START

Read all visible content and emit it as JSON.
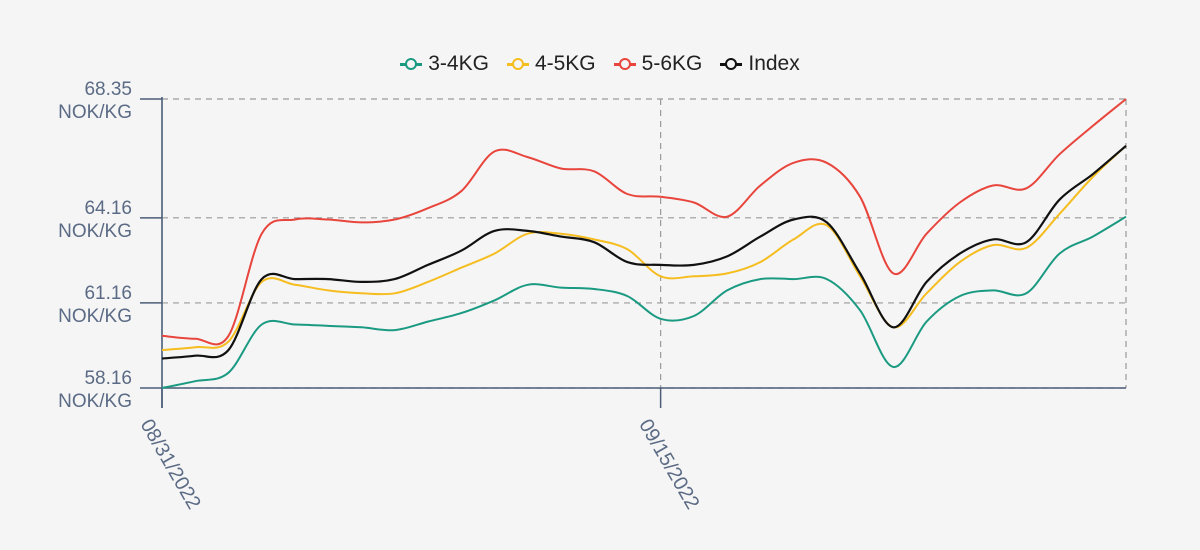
{
  "chart_data": {
    "type": "line",
    "y_unit": "NOK/KG",
    "y_ticks": [
      58.16,
      61.16,
      64.16,
      68.35
    ],
    "y_tick_labels": [
      "58.16",
      "61.16",
      "64.16",
      "68.35"
    ],
    "ylim": [
      58.16,
      68.35
    ],
    "x_tick_labels": [
      "08/31/2022",
      "09/15/2022"
    ],
    "x_tick_index": [
      0,
      15
    ],
    "grid": true,
    "legend_position": "top-center",
    "x": [
      "08/31/2022",
      "09/01/2022",
      "09/02/2022",
      "09/03/2022",
      "09/04/2022",
      "09/05/2022",
      "09/06/2022",
      "09/07/2022",
      "09/08/2022",
      "09/09/2022",
      "09/10/2022",
      "09/11/2022",
      "09/12/2022",
      "09/13/2022",
      "09/14/2022",
      "09/15/2022",
      "09/16/2022",
      "09/17/2022",
      "09/18/2022",
      "09/19/2022",
      "09/20/2022",
      "09/21/2022",
      "09/22/2022",
      "09/23/2022",
      "09/24/2022",
      "09/25/2022",
      "09/26/2022",
      "09/27/2022",
      "09/28/2022",
      "09/29/2022"
    ],
    "series": [
      {
        "name": "3-4KG",
        "color": "#1b9a82",
        "values": [
          58.16,
          58.4,
          58.7,
          60.4,
          60.4,
          60.35,
          60.3,
          60.2,
          60.5,
          60.8,
          61.25,
          61.8,
          61.7,
          61.65,
          61.4,
          60.6,
          60.7,
          61.6,
          62.0,
          62.0,
          62.0,
          60.9,
          58.9,
          60.5,
          61.4,
          61.6,
          61.5,
          62.9,
          63.5,
          64.2
        ]
      },
      {
        "name": "4-5KG",
        "color": "#f5bd1f",
        "values": [
          59.5,
          59.6,
          59.8,
          61.9,
          61.8,
          61.6,
          61.5,
          61.5,
          61.9,
          62.4,
          62.9,
          63.6,
          63.6,
          63.4,
          63.05,
          62.1,
          62.1,
          62.2,
          62.6,
          63.4,
          63.9,
          62.1,
          60.3,
          61.5,
          62.6,
          63.2,
          63.1,
          64.3,
          65.6,
          66.7
        ]
      },
      {
        "name": "5-6KG",
        "color": "#e8453c",
        "values": [
          60.0,
          59.9,
          60.0,
          63.6,
          64.1,
          64.1,
          64.0,
          64.1,
          64.5,
          65.1,
          66.5,
          66.3,
          65.9,
          65.8,
          65.0,
          64.9,
          64.7,
          64.2,
          65.3,
          66.1,
          66.1,
          64.9,
          62.2,
          63.6,
          64.7,
          65.3,
          65.2,
          66.4,
          67.4,
          68.35
        ]
      },
      {
        "name": "Index",
        "color": "#111111",
        "values": [
          59.2,
          59.3,
          59.5,
          62.0,
          62.0,
          62.0,
          61.9,
          62.0,
          62.5,
          63.0,
          63.7,
          63.7,
          63.5,
          63.3,
          62.6,
          62.5,
          62.5,
          62.8,
          63.5,
          64.1,
          64.0,
          62.2,
          60.3,
          61.9,
          62.9,
          63.4,
          63.3,
          64.8,
          65.7,
          66.7
        ]
      }
    ]
  }
}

END

All of the material above should be reproduced exactly, except the pictures.

Read all visible content and emit it as JSON.
{
  "chart_data": {
    "type": "line",
    "y_unit": "NOK/KG",
    "y_ticks": [
      58.16,
      61.16,
      64.16,
      68.35
    ],
    "y_tick_labels": [
      "58.16",
      "61.16",
      "64.16",
      "68.35"
    ],
    "ylim": [
      58.16,
      68.35
    ],
    "x_tick_labels": [
      "08/31/2022",
      "09/15/2022"
    ],
    "x_tick_index": [
      0,
      15
    ],
    "grid": true,
    "legend_position": "top-center",
    "x": [
      "08/31/2022",
      "09/01/2022",
      "09/02/2022",
      "09/03/2022",
      "09/04/2022",
      "09/05/2022",
      "09/06/2022",
      "09/07/2022",
      "09/08/2022",
      "09/09/2022",
      "09/10/2022",
      "09/11/2022",
      "09/12/2022",
      "09/13/2022",
      "09/14/2022",
      "09/15/2022",
      "09/16/2022",
      "09/17/2022",
      "09/18/2022",
      "09/19/2022",
      "09/20/2022",
      "09/21/2022",
      "09/22/2022",
      "09/23/2022",
      "09/24/2022",
      "09/25/2022",
      "09/26/2022",
      "09/27/2022",
      "09/28/2022",
      "09/29/2022"
    ],
    "series": [
      {
        "name": "3-4KG",
        "color": "#1b9a82",
        "values": [
          58.16,
          58.4,
          58.7,
          60.4,
          60.4,
          60.35,
          60.3,
          60.2,
          60.5,
          60.8,
          61.25,
          61.8,
          61.7,
          61.65,
          61.4,
          60.6,
          60.7,
          61.6,
          62.0,
          62.0,
          62.0,
          60.9,
          58.9,
          60.5,
          61.4,
          61.6,
          61.5,
          62.9,
          63.5,
          64.2
        ]
      },
      {
        "name": "4-5KG",
        "color": "#f5bd1f",
        "values": [
          59.5,
          59.6,
          59.8,
          61.9,
          61.8,
          61.6,
          61.5,
          61.5,
          61.9,
          62.4,
          62.9,
          63.6,
          63.6,
          63.4,
          63.05,
          62.1,
          62.1,
          62.2,
          62.6,
          63.4,
          63.9,
          62.1,
          60.3,
          61.5,
          62.6,
          63.2,
          63.1,
          64.3,
          65.6,
          66.7
        ]
      },
      {
        "name": "5-6KG",
        "color": "#e8453c",
        "values": [
          60.0,
          59.9,
          60.0,
          63.6,
          64.1,
          64.1,
          64.0,
          64.1,
          64.5,
          65.1,
          66.5,
          66.3,
          65.9,
          65.8,
          65.0,
          64.9,
          64.7,
          64.2,
          65.3,
          66.1,
          66.1,
          64.9,
          62.2,
          63.6,
          64.7,
          65.3,
          65.2,
          66.4,
          67.4,
          68.35
        ]
      },
      {
        "name": "Index",
        "color": "#111111",
        "values": [
          59.2,
          59.3,
          59.5,
          62.0,
          62.0,
          62.0,
          61.9,
          62.0,
          62.5,
          63.0,
          63.7,
          63.7,
          63.5,
          63.3,
          62.6,
          62.5,
          62.5,
          62.8,
          63.5,
          64.1,
          64.0,
          62.2,
          60.3,
          61.9,
          62.9,
          63.4,
          63.3,
          64.8,
          65.7,
          66.7
        ]
      }
    ]
  }
}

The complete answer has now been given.